▸ **ПРЕДЛОЖЕННЫЙ ОТРЫВОК**
_____

Анна Андреевна в кресле, под сводами столетних лип. Знойно. На разбитых плитах – пятна солнца и сыпучие холмики прошлогодней листвы. Анна Андреевна в тени. Возле нее Наташа Ильина. Не только не инфаркт, а даже и не сердечный приступ: межреберная невралгия. Хоть и больно, да зато безопасно.
«Так, Лидочка, и бывает…» Но и так тоже бывает.
Она спокойная, ровная, почти веселая. Инфаркта нет, и книга двигается. Твардовский и Сурков написали одобрительные рецензии. Книготорг просит 300 тысяч, а Гослит дает всего 25.
Анна Андреевна читает сейчас «Королей и капусту» О. Генри и однотомник Саши Черного230. Говорит:
– Очень интересно впервые читать Черного подряд. Вы заметили, что с ними со всеми происходит в эмиграции? Пока Саша Черный жил в Петербурге, хуже города и на свете не было. Пошлость, мещанство, смрад. Он уехал. И оказалось, что Петербург – это рай. Нету ни Парижа, ни Средиземного моря – один Петербург прекрасен.
Вдруг она перебила себя;
– Что скажете о Борисе Леонидовиче?
Я сказала правду. Я решила: раз у нее не инфаркт, можно сказать. И должно.
В эту минуту явились новые посетители: Эдик Бабаев и молодая быстроглазая дама, дочь Шкловского.
Я ушла.
31 мая 60, Переделкино + Борис Леонидович скончался вчера вечером.
Мне сказала об этом наша Марина: позвонила утром с дачи в город.
Деду они не говорят, ждут меня.
Я поехала. В Переделкино, где уже нет Пастернака. В Переделкино, которое будет носить его имя.
Дед впервые решился встать с постели и переселиться работать на балкон.

_____

▸ **ИСХОДНЫЕ ДАННЫЕ**

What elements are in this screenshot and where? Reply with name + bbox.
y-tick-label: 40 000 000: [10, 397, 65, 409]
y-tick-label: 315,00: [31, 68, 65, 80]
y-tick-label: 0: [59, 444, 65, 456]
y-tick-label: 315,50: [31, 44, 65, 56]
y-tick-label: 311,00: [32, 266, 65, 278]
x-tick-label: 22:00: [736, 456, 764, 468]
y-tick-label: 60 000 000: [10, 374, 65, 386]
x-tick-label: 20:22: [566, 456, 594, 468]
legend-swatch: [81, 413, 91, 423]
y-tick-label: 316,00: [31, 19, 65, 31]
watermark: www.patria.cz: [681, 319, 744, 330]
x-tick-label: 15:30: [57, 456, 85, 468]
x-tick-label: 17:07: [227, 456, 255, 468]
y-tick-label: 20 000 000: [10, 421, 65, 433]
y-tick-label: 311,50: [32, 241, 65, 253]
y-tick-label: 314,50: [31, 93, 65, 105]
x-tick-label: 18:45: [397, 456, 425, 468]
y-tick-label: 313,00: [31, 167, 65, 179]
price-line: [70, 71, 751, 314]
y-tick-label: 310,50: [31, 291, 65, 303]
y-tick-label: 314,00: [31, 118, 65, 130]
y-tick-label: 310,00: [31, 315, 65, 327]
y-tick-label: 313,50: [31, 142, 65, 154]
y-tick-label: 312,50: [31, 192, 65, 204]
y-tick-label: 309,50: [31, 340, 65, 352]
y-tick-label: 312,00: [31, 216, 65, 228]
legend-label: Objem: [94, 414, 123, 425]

_____

▸ **РАБОТА С ТЕКСТОМ**
a - Какой диагноз оказался у Анны Андреевны вместо инфаркта, согласно отрывку?
b - Продолжите отрывок об Анне Андреевне и Переделкине после его последней фразы.
Записи — самостоятельный материал, с отрывком они не связаны.

▸ **ОТВЕТЫ НА ЗАДАНИЯ**
a - Межреберная невралгия.

b -
Сидит в кресле, укутанный по пояс пледом, и пишет на дощечке.
Когда я вошла, он не сразу услышал – сидел, опустив бумагу на колено и вглядываясь в любимую березу со скворечником.
Он всегда выискивает на ее стволе следующую свою строку.
Поморщился с досадой: я прервала строку.
– Ну, что ты?
Я взяла стул, села напротив.
– Несчастье, Дед.
И выговорила.
Совершая эту жестокую операцию, я видела ясно, при ярком свете солнца, какой он старый, как отекло лицо, какие синие губы, как он горбится в кресле. Маленький старичок. Только руки прежние, молодые, куоккальские. Но руки дрожат.
Он всхлипнул – без слез – и попросил принести из кабинета бумагу и конверт: письмо Зинаиде Николаевне.
Я принесла. Хотела остаться возле, но он не позволил.
– Иди, иди, я сам.
Я спустилась в сад, нарезала вишневых веток – целую охапку – и снова поднялась к Деду: за письмом.
Он уже был выпрямившийся. Расспросил меня о болезни, о последних днях Бориса Леонидовича. Я рассказала то немногое, что знала от Асмуса.
Взяла письмо, цветущую охапку – и туда.
На пастернаковской дороге (которая, смеху ради, называется «улицей Павленко») я встретила Веру Васильевну[338]. Пошли вместе.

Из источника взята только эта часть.